What is expected> Rewrite the lines starting at "row-date: 2012 年 05 月: [16, 563, 113, 586]" and ending at "table-row: 2010 年", both included, so that "row-date" becomes "row-month" and nothing else changes.

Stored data
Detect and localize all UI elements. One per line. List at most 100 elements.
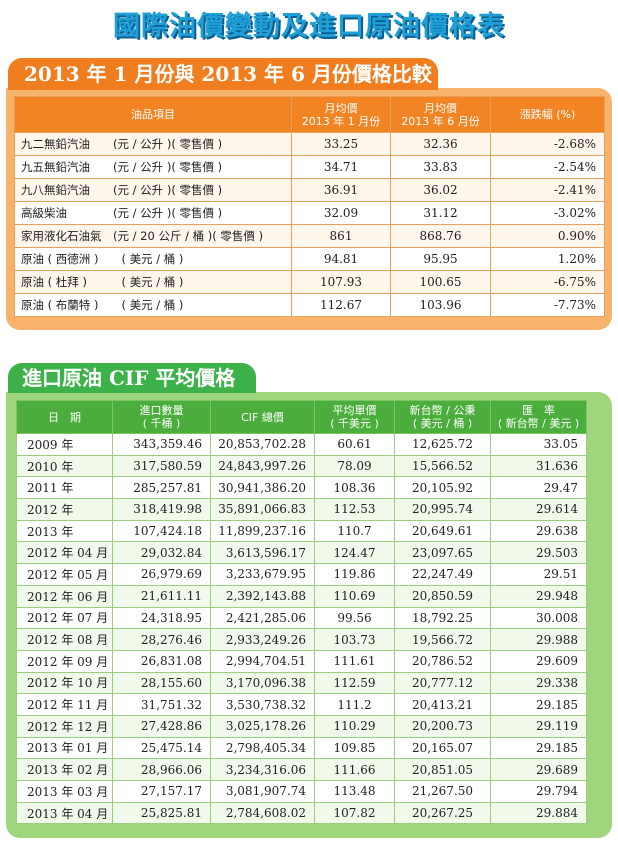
row-date: 2012 年 05 月: [16, 563, 113, 586]
row-cif: 35,891,066.83: [210, 498, 315, 521]
header-unit-line1: 平均單價: [332, 404, 377, 417]
row-jun: 100.65: [390, 270, 491, 294]
row-jan: 861: [291, 224, 391, 248]
row-jun: 32.36: [390, 132, 491, 156]
row-date: 2012 年 12 月: [16, 714, 113, 738]
row-jan: 36.91: [291, 178, 391, 202]
row-date: 2012 年 08 月: [16, 628, 113, 651]
table-row: 2013 年 04 月 25,825.81 2,784,608.02 107.82 20…: [16, 801, 587, 825]
row-date: 2013 年 03 月: [16, 780, 113, 803]
table-row: 2010 年 317,580.59 24,843,997.26 78.09 15,566…: [16, 454, 587, 478]
header-qty-line2: ( 千桶 ): [142, 417, 181, 430]
table-row: 家用液化石油氣 (元 / 20 公斤 / 桶 )( 零售價 ) 861 868.…: [14, 224, 605, 248]
row-unit-price: 112.59: [314, 671, 395, 695]
row-jun: 868.76: [390, 224, 491, 248]
header-jan: 月均價 2013 年 1 月份: [291, 96, 391, 133]
row-name: 九二無鉛汽油 (元 / 公升 )( 零售價 ): [14, 132, 292, 156]
table-row: 原油 ( 杜拜 ) ( 美元 / 桶 ) 107.93 100.65 -6.75…: [14, 270, 605, 294]
row-fx: 29.609: [490, 649, 587, 673]
table-row: 2012 年 10 月 28,155.60 3,170,096.38 112.59 20…: [16, 671, 587, 695]
row-date: 2012 年 07 月: [16, 606, 113, 630]
table-row: 2012 年 09 月 26,831.08 2,994,704.51 111.61 20…: [16, 649, 587, 673]
table-row: 2009 年 343,359.46 20,853,702.28 60.61 12,625…: [16, 433, 587, 456]
row-name: 原油 ( 布蘭特 ) ( 美元 / 桶 ): [14, 293, 292, 317]
table-row: 2013 年 02 月 28,966.06 3,234,316.06 111.66 20…: [16, 758, 587, 781]
table-row: 原油 ( 布蘭特 ) ( 美元 / 桶 ) 112.67 103.96 -7.7…: [14, 293, 605, 317]
row-date: 2013 年: [16, 519, 113, 543]
row-fx: 29.119: [490, 714, 587, 738]
row-date: 2012 年 09 月: [16, 649, 113, 673]
row-name: 家用液化石油氣 (元 / 20 公斤 / 桶 )( 零售價 ): [14, 224, 292, 248]
comparison-header-row: 油品項目 月均價 2013 年 1 月份 月均價 2013 年 6 月份 漲跌幅…: [14, 96, 605, 133]
row-ntd: 20,200.73: [394, 714, 491, 738]
row-qty: 318,419.98: [112, 498, 211, 521]
row-qty: 26,979.69: [112, 563, 211, 586]
header-ntd: 新台幣 / 公秉 ( 美元 / 桶 ): [394, 400, 491, 434]
row-cif: 2,784,608.02: [210, 801, 315, 825]
row-change: 0.90%: [490, 224, 605, 248]
row-unit-price: 109.85: [314, 736, 395, 760]
row-jun: 103.96: [390, 293, 491, 317]
row-fx: 29.638: [490, 519, 587, 543]
row-ntd: 20,165.07: [394, 736, 491, 760]
comparison-table: 油品項目 月均價 2013 年 1 月份 月均價 2013 年 6 月份 漲跌幅…: [14, 96, 605, 317]
row-ntd: 15,566.52: [394, 454, 491, 478]
header-date: 日 期: [16, 400, 113, 434]
row-date: 2012 年 11 月: [16, 693, 113, 716]
row-unit-price: 124.47: [314, 541, 395, 565]
table-row: 九二無鉛汽油 (元 / 公升 )( 零售價 ) 33.25 32.36 -2.6…: [14, 132, 605, 156]
header-cif: CIF 總價: [210, 400, 315, 434]
row-change: -2.68%: [490, 132, 605, 156]
page-title: 國際油價變動及進口原油價格表: [113, 11, 505, 42]
row-jan: 32.09: [291, 201, 391, 225]
comparison-section-title: 2013 年 1 月份與 2013 年 6 月份價格比較表: [8, 58, 438, 118]
row-unit-price: 119.86: [314, 563, 395, 586]
row-fx: 33.05: [490, 433, 587, 456]
cif-section-title: 進口原油 CIF 平均價格: [8, 363, 256, 393]
row-cif: 3,025,178.26: [210, 714, 315, 738]
row-jun: 33.83: [390, 155, 491, 179]
row-unit-price: 113.48: [314, 780, 395, 803]
row-qty: 27,157.17: [112, 780, 211, 803]
row-ntd: 20,850.59: [394, 584, 491, 608]
header-fx: 匯 率 ( 新台幣 / 美元 ): [490, 400, 587, 434]
row-ntd: 23,097.65: [394, 541, 491, 565]
row-fx: 29.794: [490, 780, 587, 803]
table-row: 2012 年 04 月 29,032.84 3,613,596.17 124.47 23…: [16, 541, 587, 565]
header-jan-line1: 月均價: [324, 101, 358, 115]
row-name: 九八無鉛汽油 (元 / 公升 )( 零售價 ): [14, 178, 292, 202]
row-fx: 30.008: [490, 606, 587, 630]
row-fx: 29.614: [490, 498, 587, 521]
row-qty: 28,966.06: [112, 758, 211, 781]
row-qty: 28,276.46: [112, 628, 211, 651]
table-row: 2012 年 05 月 26,979.69 3,233,679.95 119.86 22…: [16, 563, 587, 586]
row-jun: 31.12: [390, 201, 491, 225]
row-unit-price: 111.2: [314, 693, 395, 716]
row-unit-price: 111.61: [314, 649, 395, 673]
row-fx: 29.884: [490, 801, 587, 825]
row-unit-price: 99.56: [314, 606, 395, 630]
header-ntd-line1: 新台幣 / 公秉: [409, 404, 476, 417]
header-fx-line1: 匯 率: [522, 404, 555, 417]
header-unit-line2: ( 千美元 ): [330, 417, 379, 430]
row-qty: 25,825.81: [112, 801, 211, 825]
row-unit-price: 112.53: [314, 498, 395, 521]
row-cif: 30,941,386.20: [210, 476, 315, 500]
table-row: 原油 ( 西德洲 ) ( 美元 / 桶 ) 94.81 95.95 1.20%: [14, 247, 605, 271]
row-fx: 29.689: [490, 758, 587, 781]
table-row: 九八無鉛汽油 (元 / 公升 )( 零售價 ) 36.91 36.02 -2.4…: [14, 178, 605, 202]
row-qty: 107,424.18: [112, 519, 211, 543]
row-change: -3.02%: [490, 201, 605, 225]
header-jan-line2: 2013 年 1 月份: [301, 114, 381, 128]
header-ntd-line2: ( 美元 / 桶 ): [412, 417, 473, 430]
row-fx: 29.47: [490, 476, 587, 500]
row-name: 高級柴油 (元 / 公升 )( 零售價 ): [14, 201, 292, 225]
row-cif: 2,392,143.88: [210, 584, 315, 608]
row-change: -7.73%: [490, 293, 605, 317]
row-name: 原油 ( 杜拜 ) ( 美元 / 桶 ): [14, 270, 292, 294]
row-ntd: 21,267.50: [394, 780, 491, 803]
row-fx: 29.948: [490, 584, 587, 608]
row-unit-price: 78.09: [314, 454, 395, 478]
row-cif: 24,843,997.26: [210, 454, 315, 478]
row-jan: 34.71: [291, 155, 391, 179]
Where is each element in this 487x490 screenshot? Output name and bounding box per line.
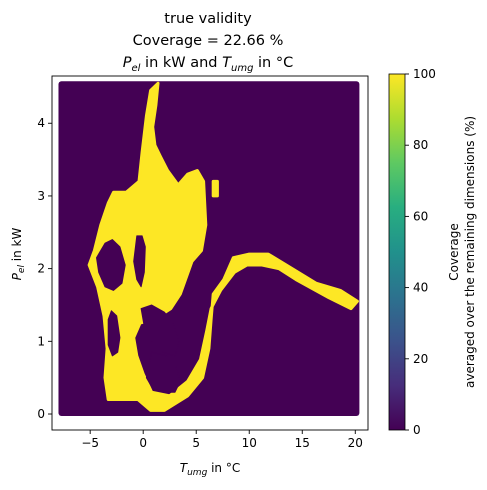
y-tick-label: 1 bbox=[37, 334, 45, 348]
chart-title-line-2: Coverage = 22.66 % bbox=[133, 33, 284, 49]
y-label-unit: in kW bbox=[10, 228, 24, 266]
y-tick-label: 3 bbox=[37, 189, 45, 203]
colorbar: 0 20 40 60 80 100 Coverage averaged over the … bbox=[388, 67, 477, 437]
x-tick-label: 20 bbox=[348, 436, 363, 450]
invalid-hole-1 bbox=[133, 235, 146, 288]
x-tick-label: 10 bbox=[242, 436, 257, 450]
colorbar-tick-label: 40 bbox=[413, 281, 428, 295]
x-tick-label: 5 bbox=[192, 436, 200, 450]
plot-area: −5 0 5 10 15 20 0 1 2 3 4 bbox=[37, 75, 369, 450]
x-tick-label: 15 bbox=[295, 436, 310, 450]
x-label-symbol: T bbox=[180, 461, 189, 475]
x-axis-label: Tumg in °C bbox=[180, 461, 240, 478]
invalid-hole-4 bbox=[145, 351, 181, 393]
colorbar-tick-label: 100 bbox=[413, 67, 436, 81]
x-tick-label: −5 bbox=[81, 436, 99, 450]
valid-region-layer bbox=[87, 81, 359, 412]
colorbar-ticks: 0 20 40 60 80 100 bbox=[405, 67, 436, 437]
y-tick-label: 2 bbox=[37, 262, 45, 276]
y-axis-label: Pel in kW bbox=[10, 228, 27, 281]
valid-region-0 bbox=[87, 81, 359, 412]
y-axis-ticks: 0 1 2 3 4 bbox=[37, 116, 52, 421]
chart-title-line-1: true validity bbox=[164, 11, 252, 27]
invalid-hole-2 bbox=[107, 310, 121, 357]
colorbar-tick-label: 60 bbox=[413, 209, 428, 223]
x-label-unit: in °C bbox=[207, 461, 240, 475]
invalid-hole-3 bbox=[140, 304, 180, 357]
x-tick-label: 0 bbox=[139, 436, 147, 450]
colorbar-tick-label: 80 bbox=[413, 138, 428, 152]
y-label-subscript: el bbox=[17, 265, 27, 274]
y-label-symbol: P bbox=[10, 272, 24, 280]
valid-region-1 bbox=[211, 179, 219, 198]
title-p-symbol: P bbox=[123, 55, 132, 71]
x-label-subscript: umg bbox=[187, 468, 207, 478]
colorbar-label-line-1: Coverage bbox=[447, 223, 461, 281]
colorbar-gradient bbox=[388, 73, 406, 431]
title-p-subscript: el bbox=[132, 63, 141, 74]
invalid-hole-0 bbox=[96, 239, 126, 291]
title-end-text: in °C bbox=[253, 55, 293, 71]
y-tick-label: 4 bbox=[37, 116, 45, 130]
y-tick-label: 0 bbox=[37, 407, 45, 421]
x-axis-ticks: −5 0 5 10 15 20 bbox=[81, 430, 363, 450]
chart-title-line-3: Pel in kW and Tumg in °C bbox=[123, 55, 293, 74]
colorbar-tick-label: 0 bbox=[413, 423, 421, 437]
title-t-symbol: T bbox=[222, 55, 232, 71]
colorbar-tick-label: 20 bbox=[413, 352, 428, 366]
colorbar-label-line-2: averaged over the remaining dimensions (… bbox=[463, 116, 477, 388]
title-t-subscript: umg bbox=[231, 63, 253, 74]
title-middle-text: in kW and bbox=[140, 55, 222, 71]
plot-frame bbox=[51, 75, 369, 431]
invalid-holes-layer bbox=[96, 235, 181, 393]
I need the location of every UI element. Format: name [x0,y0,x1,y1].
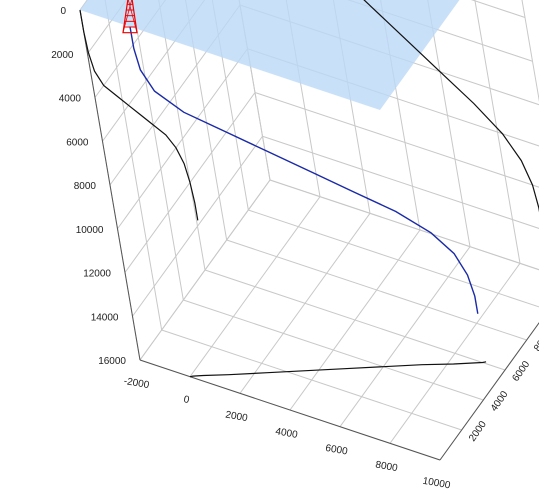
z-tick-label: 0 [60,6,66,17]
x-tick-label: 2000 [225,410,249,425]
x-tick-label: 4000 [275,426,299,441]
back-wall-gridline [262,135,539,229]
x-tick-label: 10000 [422,476,452,492]
z-tick-label: 2000 [51,50,74,61]
floor-gridline [183,299,484,401]
projection-floor [189,361,487,378]
well-path-line [129,26,479,314]
projection-left-wall [79,9,199,221]
z-tick-label: 6000 [66,137,89,148]
z-tick-label: 8000 [74,181,97,192]
well-path-layer [129,26,479,314]
floor-gridline [226,239,527,341]
x-axis-line [139,359,441,461]
y-tick-label: 2000 [467,419,489,444]
left-wall-gridline [139,179,271,361]
back-wall-gridline [521,0,539,103]
back-wall-gridline [470,0,526,18]
left-wall-gridline [102,0,206,142]
projection-layer [79,0,539,378]
depth-axis-line [79,9,141,361]
left-wall-gridline [117,48,248,230]
z-tick-label: 16000 [98,356,126,367]
y-axis-line [439,322,539,461]
z-tick-label: 14000 [91,312,119,323]
rig-marker-brace [127,0,138,33]
z-tick-label: 4000 [59,94,82,105]
back-wall-gridline [474,0,521,264]
x-tick-label: 8000 [375,460,399,475]
x-tick-label: 0 [183,394,191,406]
floor-gridline [269,179,539,271]
y-tick-label: 8000 [532,329,539,354]
left-wall-gridline [132,135,263,317]
surface-plane [80,0,460,110]
rig-marker [122,0,138,34]
back-wall-gridline [269,179,539,271]
rig-marker-brace [122,0,133,33]
y-tick-label: 6000 [510,359,532,384]
rig-marker-layer [122,0,138,34]
left-wall-gridline [87,0,127,55]
floor-gridline [204,269,506,371]
surface-plane-layer [80,0,460,110]
projection-back-wall [363,0,539,213]
x-tick-label: -2000 [123,376,151,391]
grid-layer [79,0,539,461]
floor-gridline [161,329,462,431]
left-wall-gridline [104,0,163,331]
z-tick-label: 10000 [76,225,104,236]
back-wall-gridline [254,92,539,188]
x-tick-label: 6000 [325,443,349,458]
z-tick-label: 12000 [83,269,111,280]
floor-gridline [248,209,539,308]
y-tick-label: 4000 [489,389,511,414]
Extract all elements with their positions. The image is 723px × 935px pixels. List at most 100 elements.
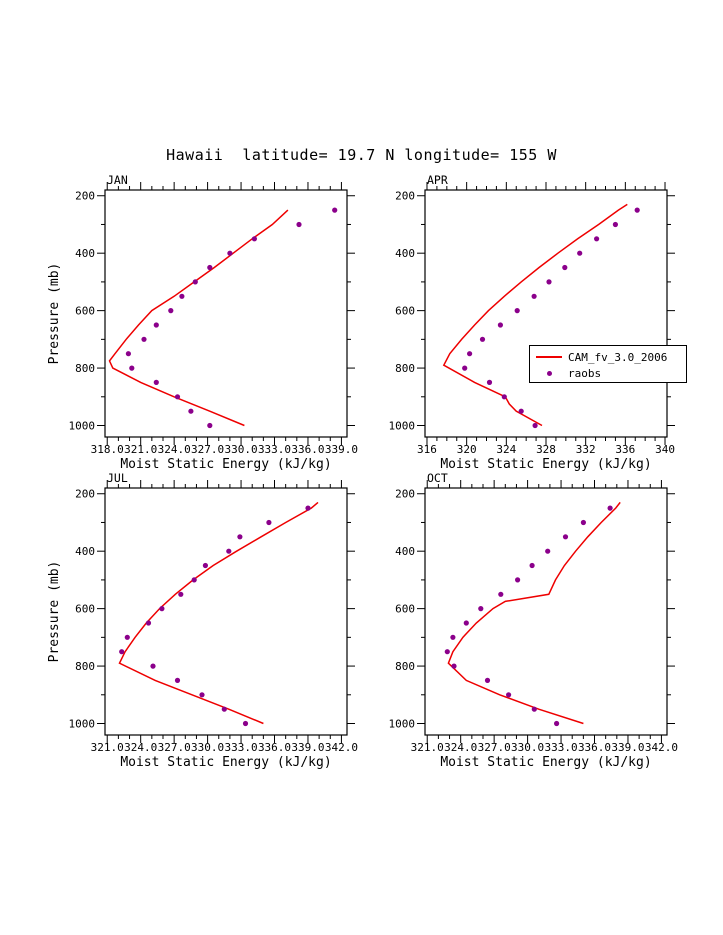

Final answer>
row-month: 2012 年 05 月: [16, 563, 113, 586]
row-cif: 35,891,066.83: [210, 498, 315, 521]
header-unit-line1: 平均單價: [332, 404, 377, 417]
row-jun: 100.65: [390, 270, 491, 294]
row-jan: 861: [291, 224, 391, 248]
row-jun: 32.36: [390, 132, 491, 156]
row-month: 2012 年 12 月: [16, 714, 113, 738]
row-jan: 36.91: [291, 178, 391, 202]
row-month: 2012 年 08 月: [16, 628, 113, 651]
table-row: 2013 年 04 月 25,825.81 2,784,608.02 107.82 20…: [16, 801, 587, 825]
row-month: 2013 年 03 月: [16, 780, 113, 803]
table-row: 2010 年 317,580.59 24,843,997.26 78.09 15,566…: [16, 454, 587, 478]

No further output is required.